_Extracted text_:
★ ★ ★
Cannaregio is also an excellent place for a night out in Venice — a good time is guaranteed! Start with an aperitivo, of course, in one of the many bars or restaurants, and then head to a live music club in the area. 🎉
This is also the point of departure for several day trips across the lagoon. Take a ferry from here to visit the islands of Murano to see the world-acclaimed Venetian glass in the making, or Burano, an old fishing village famous for its hyper-colourful buildings — another Instagram favourite. 📸
9. Little Bridge in Academia
The Ponte Dell’ Accademia is one of the four bridges crossing the Grand Canal, but it’s pretty different from the others. Dating from 1933 and built as a temporary replacement for another bridge, this one is made of wood, not marble and stones like most other bridges in Venice. Despite that, its design is so elegant that the Venetians decided to keep it.
The views from the bridge are stunning. You’ll see the Grand Canal with its several quays and palazzos right in front of you. The gondolas and water taxis enrich the picture whichever side you look at, but look to the east to spot Santa Maria Della Salute, with its magnificent dome. This magnificent skyline scenario makes it the perfect photography spot. 👌
10. The Bridge of Sighs
Funny enough, Venice’s most famous bridge is a small one that no one gets to cross. Built during the Renaissance, Ponte Dei Sospiri, as locals call it, connects the Doge’s Palace to the prison across the canal. Contrary to most people’s belief, the name doesn’t refer to love sighs, but rather sighs of sorrow, as prisoners would throw their last gaze to the outside world while crossing the bridge. Still, the bridge is indisputably romantic, and more modern traditions say that you must kiss your loved one while passing underneath it on a gondola ride. We say go for it, but leave some time to admire the intricate carving work in the white limestone facade as well!
Take note that this spot is very popular, so for a real Instagram-worthy photo, visit early in the day. It will be less crowded, and the soft light of the morning makes it even more beautiful for pictures. You can see the bridge on foot by tracing the Doge’s Palace or from underneath it on a gondola ride. What could be more quintessentially Venetian? 😉
Best places to take photos in Venice
Whether you call it “La Serenissima,” “The Floating City,” or “The City of Bridges,” Venice has as many names as it has charms. Other remarkable places that are particularly instagramable are Scala Contarini Del Bovolo and the Libreria Acqua Alta.
★ ★ ★
_Given request A_:
Rewrite the lines of the listing as a JSON list of strings, one string per line, starting at the line containing "table-row: Apple $19,553" and ending at the line containing "table-cell-date: Apple: [66, 228, 126, 276]". Leave out blank lines.

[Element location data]
★ ★ ★
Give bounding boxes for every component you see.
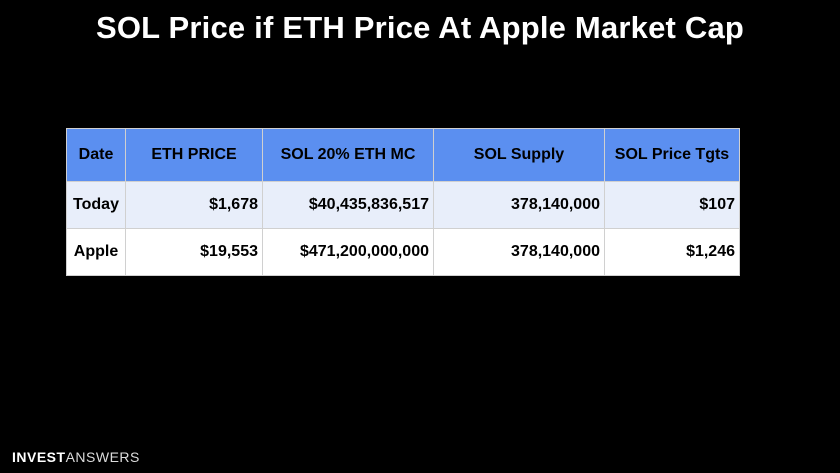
table-row: Apple $19,553 $471,200,000,000 378,140,0…: [66, 228, 740, 276]
table-cell-eth-price: $19,553: [125, 228, 263, 276]
brand-logo-part2: ANSWERS: [65, 449, 140, 465]
column-header-sol-20-eth-mc: SOL 20% ETH MC: [262, 128, 434, 182]
table-cell-sol-price-tgt: $1,246: [604, 228, 740, 276]
column-header-sol-price-tgts: SOL Price Tgts: [604, 128, 740, 182]
table-cell-sol-supply: 378,140,000: [433, 228, 605, 276]
table-cell-sol-20-eth-mc: $471,200,000,000: [262, 228, 434, 276]
table-header-row: Date ETH PRICE SOL 20% ETH MC SOL Supply…: [66, 128, 740, 182]
sol-price-table: Date ETH PRICE SOL 20% ETH MC SOL Supply…: [66, 128, 740, 276]
table-cell-date: Today: [66, 181, 126, 229]
page-title: SOL Price if ETH Price At Apple Market C…: [95, 10, 745, 45]
brand-logo: INVESTANSWERS: [12, 449, 140, 465]
table-cell-date: Apple: [66, 228, 126, 276]
brand-logo-part1: INVEST: [12, 449, 66, 465]
table-cell-sol-supply: 378,140,000: [433, 181, 605, 229]
column-header-eth-price: ETH PRICE: [125, 128, 263, 182]
table-cell-sol-price-tgt: $107: [604, 181, 740, 229]
table-row: Today $1,678 $40,435,836,517 378,140,000…: [66, 181, 740, 229]
column-header-date: Date: [66, 128, 126, 182]
table-cell-eth-price: $1,678: [125, 181, 263, 229]
column-header-sol-supply: SOL Supply: [433, 128, 605, 182]
table-cell-sol-20-eth-mc: $40,435,836,517: [262, 181, 434, 229]
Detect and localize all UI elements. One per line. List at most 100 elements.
★ ★ ★
_Given request B_:
According to the Venice travel text, what material is the Ponte Dell' Accademia made of?

_Task solution A_:
[
  "table-row: Apple $19,553 $471,200,000,000 378,140,0…: [66, 228, 740, 276]",
  "table-cell-eth-price: $19,553: [125, 228, 263, 276]",
  "brand-logo-part2: ANSWERS: [65, 449, 140, 465]",
  "column-header-sol-20-eth-mc: SOL 20% ETH MC: [262, 128, 434, 182]",
  "table-cell-sol-price-tgt: $1,246: [604, 228, 740, 276]",
  "column-header-sol-price-tgts: SOL Price Tgts: [604, 128, 740, 182]",
  "table-cell-sol-supply: 378,140,000: [433, 228, 605, 276]",
  "table-cell-sol-20-eth-mc: $471,200,000,000: [262, 228, 434, 276]",
  "table-header-row: Date ETH PRICE SOL 20% ETH MC SOL Supply…: [66, 128, 740, 182]",
  "sol-price-table: Date ETH PRICE SOL 20% ETH MC SOL Supply…: [66, 128, 740, 276]",
  "table-cell-date: Today: [66, 181, 126, 229]",
  "page-title: SOL Price if ETH Price At Apple Market C…: [95, 10, 745, 45]",
  "brand-logo: INVESTANSWERS: [12, 449, 140, 465]",
  "table-cell-date: Apple: [66, 228, 126, 276]"
]

_Task solution B_:
Wood.